Dataset records
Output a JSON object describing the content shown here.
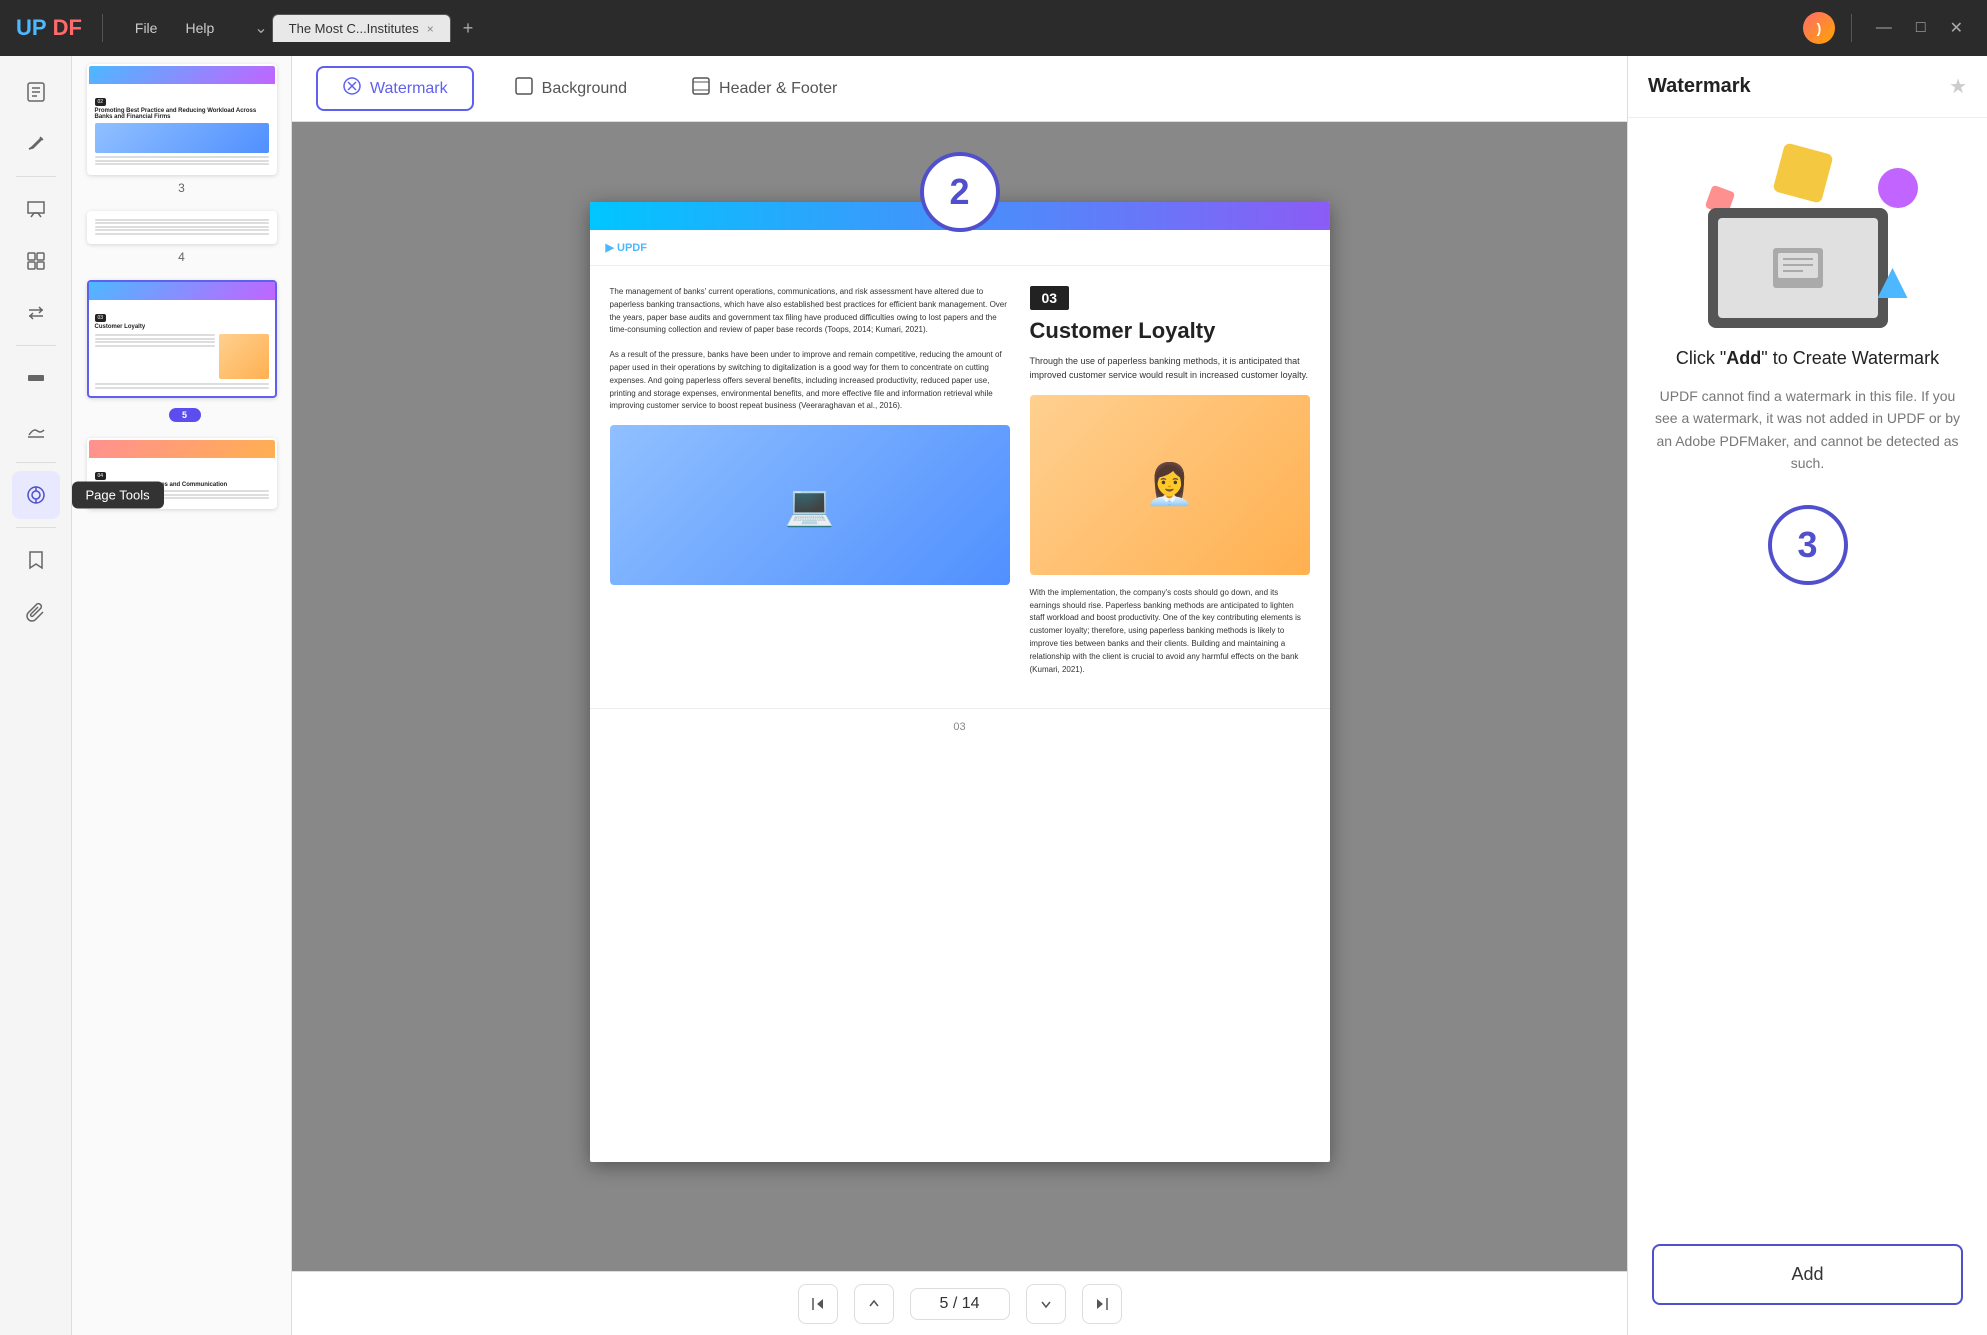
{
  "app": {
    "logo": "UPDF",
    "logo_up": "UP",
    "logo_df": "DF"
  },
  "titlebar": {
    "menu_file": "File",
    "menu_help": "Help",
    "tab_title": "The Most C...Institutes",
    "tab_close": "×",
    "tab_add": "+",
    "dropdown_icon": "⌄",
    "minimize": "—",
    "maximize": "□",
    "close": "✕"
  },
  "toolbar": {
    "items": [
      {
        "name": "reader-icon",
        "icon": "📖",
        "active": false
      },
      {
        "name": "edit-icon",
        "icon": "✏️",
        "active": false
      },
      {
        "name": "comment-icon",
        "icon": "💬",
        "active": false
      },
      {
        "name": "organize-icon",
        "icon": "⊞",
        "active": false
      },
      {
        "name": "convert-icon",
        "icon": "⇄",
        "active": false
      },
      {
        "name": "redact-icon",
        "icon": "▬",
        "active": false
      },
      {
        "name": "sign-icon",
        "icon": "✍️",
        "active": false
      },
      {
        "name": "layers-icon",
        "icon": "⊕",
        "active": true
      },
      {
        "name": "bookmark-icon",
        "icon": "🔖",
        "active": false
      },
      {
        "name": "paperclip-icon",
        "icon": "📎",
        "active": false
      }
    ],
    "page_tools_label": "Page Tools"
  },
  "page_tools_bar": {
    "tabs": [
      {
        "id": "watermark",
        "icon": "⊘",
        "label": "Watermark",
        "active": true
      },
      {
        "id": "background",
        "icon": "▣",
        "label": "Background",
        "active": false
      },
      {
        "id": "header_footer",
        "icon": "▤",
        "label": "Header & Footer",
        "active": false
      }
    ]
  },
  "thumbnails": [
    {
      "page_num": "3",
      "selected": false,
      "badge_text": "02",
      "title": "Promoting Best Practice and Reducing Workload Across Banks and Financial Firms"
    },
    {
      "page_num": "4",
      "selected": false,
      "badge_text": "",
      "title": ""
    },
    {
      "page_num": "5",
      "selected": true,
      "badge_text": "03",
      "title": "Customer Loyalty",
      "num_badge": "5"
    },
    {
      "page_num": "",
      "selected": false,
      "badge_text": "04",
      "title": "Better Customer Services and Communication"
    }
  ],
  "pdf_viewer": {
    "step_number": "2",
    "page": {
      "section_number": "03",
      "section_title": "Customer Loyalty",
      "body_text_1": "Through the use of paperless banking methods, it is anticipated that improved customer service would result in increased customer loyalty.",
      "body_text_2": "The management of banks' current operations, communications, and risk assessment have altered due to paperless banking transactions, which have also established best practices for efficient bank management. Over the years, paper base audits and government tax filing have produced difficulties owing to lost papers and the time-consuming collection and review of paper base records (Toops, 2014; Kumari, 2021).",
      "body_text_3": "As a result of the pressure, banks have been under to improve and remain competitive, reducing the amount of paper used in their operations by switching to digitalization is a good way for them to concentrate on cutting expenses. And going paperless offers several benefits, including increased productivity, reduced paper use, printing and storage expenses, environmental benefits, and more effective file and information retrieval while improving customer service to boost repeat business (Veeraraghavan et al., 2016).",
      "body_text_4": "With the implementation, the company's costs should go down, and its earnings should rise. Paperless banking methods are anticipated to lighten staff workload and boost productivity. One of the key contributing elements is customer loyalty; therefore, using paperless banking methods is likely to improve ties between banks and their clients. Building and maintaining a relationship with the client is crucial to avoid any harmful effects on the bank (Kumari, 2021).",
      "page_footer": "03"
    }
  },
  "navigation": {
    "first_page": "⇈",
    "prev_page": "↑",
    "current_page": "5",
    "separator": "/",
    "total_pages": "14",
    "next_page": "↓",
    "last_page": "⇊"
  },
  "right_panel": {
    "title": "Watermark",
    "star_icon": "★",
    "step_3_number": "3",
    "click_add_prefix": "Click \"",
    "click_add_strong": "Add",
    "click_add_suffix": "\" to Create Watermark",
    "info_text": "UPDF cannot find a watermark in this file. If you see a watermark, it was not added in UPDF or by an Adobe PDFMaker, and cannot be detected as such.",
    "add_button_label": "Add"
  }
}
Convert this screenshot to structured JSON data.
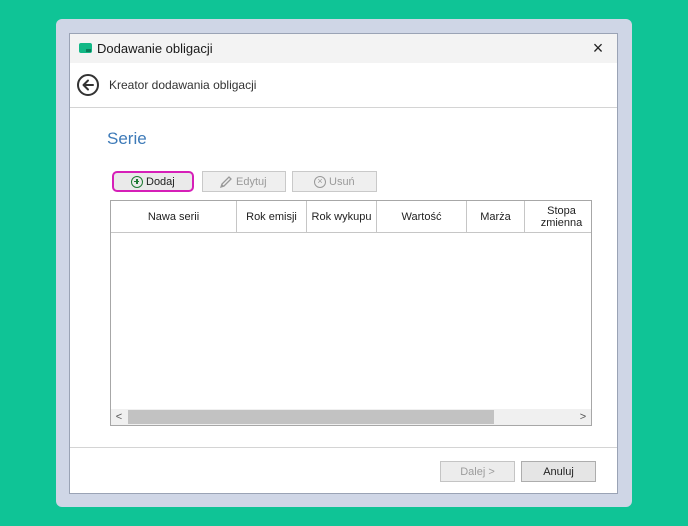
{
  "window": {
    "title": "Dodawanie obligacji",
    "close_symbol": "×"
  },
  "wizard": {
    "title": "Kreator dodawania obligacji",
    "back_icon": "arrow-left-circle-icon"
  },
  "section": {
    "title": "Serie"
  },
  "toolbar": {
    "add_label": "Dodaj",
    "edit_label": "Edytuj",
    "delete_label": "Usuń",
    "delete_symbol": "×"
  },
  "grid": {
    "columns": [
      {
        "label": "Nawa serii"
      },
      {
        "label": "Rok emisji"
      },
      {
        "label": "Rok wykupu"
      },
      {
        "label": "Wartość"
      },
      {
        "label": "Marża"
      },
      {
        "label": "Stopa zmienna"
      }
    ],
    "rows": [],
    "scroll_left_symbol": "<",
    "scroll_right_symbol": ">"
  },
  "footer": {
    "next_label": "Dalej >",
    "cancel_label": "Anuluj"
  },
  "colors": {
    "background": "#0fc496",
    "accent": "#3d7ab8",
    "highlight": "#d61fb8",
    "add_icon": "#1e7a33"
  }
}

§ EXERCISE TASK: Repeat verbatim the lines from the one holding "Convert this screenshot" through the end of the listing above, both ends included, but not the pictures.

§ EXPECTED ANSWER:
Convert this screenshot to structured JSON data.
{
  "window": {
    "title": "Dodawanie obligacji",
    "close_symbol": "×"
  },
  "wizard": {
    "title": "Kreator dodawania obligacji",
    "back_icon": "arrow-left-circle-icon"
  },
  "section": {
    "title": "Serie"
  },
  "toolbar": {
    "add_label": "Dodaj",
    "edit_label": "Edytuj",
    "delete_label": "Usuń",
    "delete_symbol": "×"
  },
  "grid": {
    "columns": [
      {
        "label": "Nawa serii"
      },
      {
        "label": "Rok emisji"
      },
      {
        "label": "Rok wykupu"
      },
      {
        "label": "Wartość"
      },
      {
        "label": "Marża"
      },
      {
        "label": "Stopa zmienna"
      }
    ],
    "rows": [],
    "scroll_left_symbol": "<",
    "scroll_right_symbol": ">"
  },
  "footer": {
    "next_label": "Dalej >",
    "cancel_label": "Anuluj"
  },
  "colors": {
    "background": "#0fc496",
    "accent": "#3d7ab8",
    "highlight": "#d61fb8",
    "add_icon": "#1e7a33"
  }
}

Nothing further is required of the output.